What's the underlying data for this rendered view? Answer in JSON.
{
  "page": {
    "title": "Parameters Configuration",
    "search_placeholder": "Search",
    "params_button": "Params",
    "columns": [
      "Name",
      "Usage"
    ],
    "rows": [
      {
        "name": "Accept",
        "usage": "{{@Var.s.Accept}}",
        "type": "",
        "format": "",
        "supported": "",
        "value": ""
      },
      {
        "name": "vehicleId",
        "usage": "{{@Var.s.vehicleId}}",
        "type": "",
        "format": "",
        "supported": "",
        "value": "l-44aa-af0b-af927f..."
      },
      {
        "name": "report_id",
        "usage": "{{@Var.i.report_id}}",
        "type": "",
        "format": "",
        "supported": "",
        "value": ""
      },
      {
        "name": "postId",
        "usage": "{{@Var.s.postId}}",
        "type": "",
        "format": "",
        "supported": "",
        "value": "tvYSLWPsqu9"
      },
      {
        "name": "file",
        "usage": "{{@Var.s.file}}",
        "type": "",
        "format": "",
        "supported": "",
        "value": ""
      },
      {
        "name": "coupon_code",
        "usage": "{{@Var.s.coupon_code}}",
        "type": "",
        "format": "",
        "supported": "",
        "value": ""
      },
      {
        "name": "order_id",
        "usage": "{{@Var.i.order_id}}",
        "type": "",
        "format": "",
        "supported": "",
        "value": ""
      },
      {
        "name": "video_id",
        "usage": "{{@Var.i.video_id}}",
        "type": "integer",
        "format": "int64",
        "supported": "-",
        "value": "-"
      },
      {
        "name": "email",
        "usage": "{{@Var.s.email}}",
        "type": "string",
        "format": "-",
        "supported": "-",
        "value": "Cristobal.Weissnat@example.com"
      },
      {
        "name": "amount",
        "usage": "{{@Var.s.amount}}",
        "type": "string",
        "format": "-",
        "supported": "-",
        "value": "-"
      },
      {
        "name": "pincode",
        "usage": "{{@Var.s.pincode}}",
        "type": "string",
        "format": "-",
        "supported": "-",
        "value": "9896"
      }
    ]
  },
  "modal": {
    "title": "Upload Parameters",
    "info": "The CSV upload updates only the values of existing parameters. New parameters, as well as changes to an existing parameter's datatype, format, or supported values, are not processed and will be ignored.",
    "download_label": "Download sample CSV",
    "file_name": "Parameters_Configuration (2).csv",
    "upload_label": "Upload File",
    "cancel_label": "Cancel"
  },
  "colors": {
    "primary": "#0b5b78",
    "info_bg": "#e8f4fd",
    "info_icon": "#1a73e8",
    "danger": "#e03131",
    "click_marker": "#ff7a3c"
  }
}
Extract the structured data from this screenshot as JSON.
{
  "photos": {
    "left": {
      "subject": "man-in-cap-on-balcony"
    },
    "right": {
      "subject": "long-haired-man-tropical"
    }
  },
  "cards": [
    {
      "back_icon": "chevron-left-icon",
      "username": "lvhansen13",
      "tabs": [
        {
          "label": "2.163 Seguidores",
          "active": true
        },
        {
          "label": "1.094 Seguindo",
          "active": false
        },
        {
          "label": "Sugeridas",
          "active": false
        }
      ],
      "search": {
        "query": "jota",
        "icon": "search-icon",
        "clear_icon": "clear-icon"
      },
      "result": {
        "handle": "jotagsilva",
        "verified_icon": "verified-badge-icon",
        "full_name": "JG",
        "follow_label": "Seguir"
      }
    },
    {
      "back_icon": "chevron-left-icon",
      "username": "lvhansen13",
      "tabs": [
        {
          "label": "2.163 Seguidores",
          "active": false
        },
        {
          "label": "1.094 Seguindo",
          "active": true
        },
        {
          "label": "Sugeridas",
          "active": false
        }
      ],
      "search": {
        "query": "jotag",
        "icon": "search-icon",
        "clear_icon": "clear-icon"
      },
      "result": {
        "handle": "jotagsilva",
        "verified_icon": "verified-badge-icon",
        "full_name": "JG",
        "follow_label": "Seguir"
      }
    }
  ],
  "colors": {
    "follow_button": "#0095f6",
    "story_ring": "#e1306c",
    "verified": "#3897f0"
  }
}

════════

▸ Aim:
Your task is to print all of the records exactly.

▸ Written solution:
What's the underlying data for this rendered view? Answer in JSON.
{
  "page": {
    "title": "Parameters Configuration",
    "search_placeholder": "Search",
    "params_button": "Params",
    "columns": [
      "Name",
      "Usage"
    ],
    "rows": [
      {
        "name": "Accept",
        "usage": "{{@Var.s.Accept}}",
        "type": "",
        "format": "",
        "supported": "",
        "value": ""
      },
      {
        "name": "vehicleId",
        "usage": "{{@Var.s.vehicleId}}",
        "type": "",
        "format": "",
        "supported": "",
        "value": "l-44aa-af0b-af927f..."
      },
      {
        "name": "report_id",
        "usage": "{{@Var.i.report_id}}",
        "type": "",
        "format": "",
        "supported": "",
        "value": ""
      },
      {
        "name": "postId",
        "usage": "{{@Var.s.postId}}",
        "type": "",
        "format": "",
        "supported": "",
        "value": "tvYSLWPsqu9"
      },
      {
        "name": "file",
        "usage": "{{@Var.s.file}}",
        "type": "",
        "format": "",
        "supported": "",
        "value": ""
      },
      {
        "name": "coupon_code",
        "usage": "{{@Var.s.coupon_code}}",
        "type": "",
        "format": "",
        "supported": "",
        "value": ""
      },
      {
        "name": "order_id",
        "usage": "{{@Var.i.order_id}}",
        "type": "",
        "format": "",
        "supported": "",
        "value": ""
      },
      {
        "name": "video_id",
        "usage": "{{@Var.i.video_id}}",
        "type": "integer",
        "format": "int64",
        "supported": "-",
        "value": "-"
      },
      {
        "name": "email",
        "usage": "{{@Var.s.email}}",
        "type": "string",
        "format": "-",
        "supported": "-",
        "value": "Cristobal.Weissnat@example.com"
      },
      {
        "name": "amount",
        "usage": "{{@Var.s.amount}}",
        "type": "string",
        "format": "-",
        "supported": "-",
        "value": "-"
      },
      {
        "name": "pincode",
        "usage": "{{@Var.s.pincode}}",
        "type": "string",
        "format": "-",
        "supported": "-",
        "value": "9896"
      }
    ]
  },
  "modal": {
    "title": "Upload Parameters",
    "info": "The CSV upload updates only the values of existing parameters. New parameters, as well as changes to an existing parameter's datatype, format, or supported values, are not processed and will be ignored.",
    "download_label": "Download sample CSV",
    "file_name": "Parameters_Configuration (2).csv",
    "upload_label": "Upload File",
    "cancel_label": "Cancel"
  },
  "colors": {
    "primary": "#0b5b78",
    "info_bg": "#e8f4fd",
    "info_icon": "#1a73e8",
    "danger": "#e03131",
    "click_marker": "#ff7a3c"
  }
}
Extract the structured data from this screenshot as JSON.
{
  "photos": {
    "left": {
      "subject": "man-in-cap-on-balcony"
    },
    "right": {
      "subject": "long-haired-man-tropical"
    }
  },
  "cards": [
    {
      "back_icon": "chevron-left-icon",
      "username": "lvhansen13",
      "tabs": [
        {
          "label": "2.163 Seguidores",
          "active": true
        },
        {
          "label": "1.094 Seguindo",
          "active": false
        },
        {
          "label": "Sugeridas",
          "active": false
        }
      ],
      "search": {
        "query": "jota",
        "icon": "search-icon",
        "clear_icon": "clear-icon"
      },
      "result": {
        "handle": "jotagsilva",
        "verified_icon": "verified-badge-icon",
        "full_name": "JG",
        "follow_label": "Seguir"
      }
    },
    {
      "back_icon": "chevron-left-icon",
      "username": "lvhansen13",
      "tabs": [
        {
          "label": "2.163 Seguidores",
          "active": false
        },
        {
          "label": "1.094 Seguindo",
          "active": true
        },
        {
          "label": "Sugeridas",
          "active": false
        }
      ],
      "search": {
        "query": "jotag",
        "icon": "search-icon",
        "clear_icon": "clear-icon"
      },
      "result": {
        "handle": "jotagsilva",
        "verified_icon": "verified-badge-icon",
        "full_name": "JG",
        "follow_label": "Seguir"
      }
    }
  ],
  "colors": {
    "follow_button": "#0095f6",
    "story_ring": "#e1306c",
    "verified": "#3897f0"
  }
}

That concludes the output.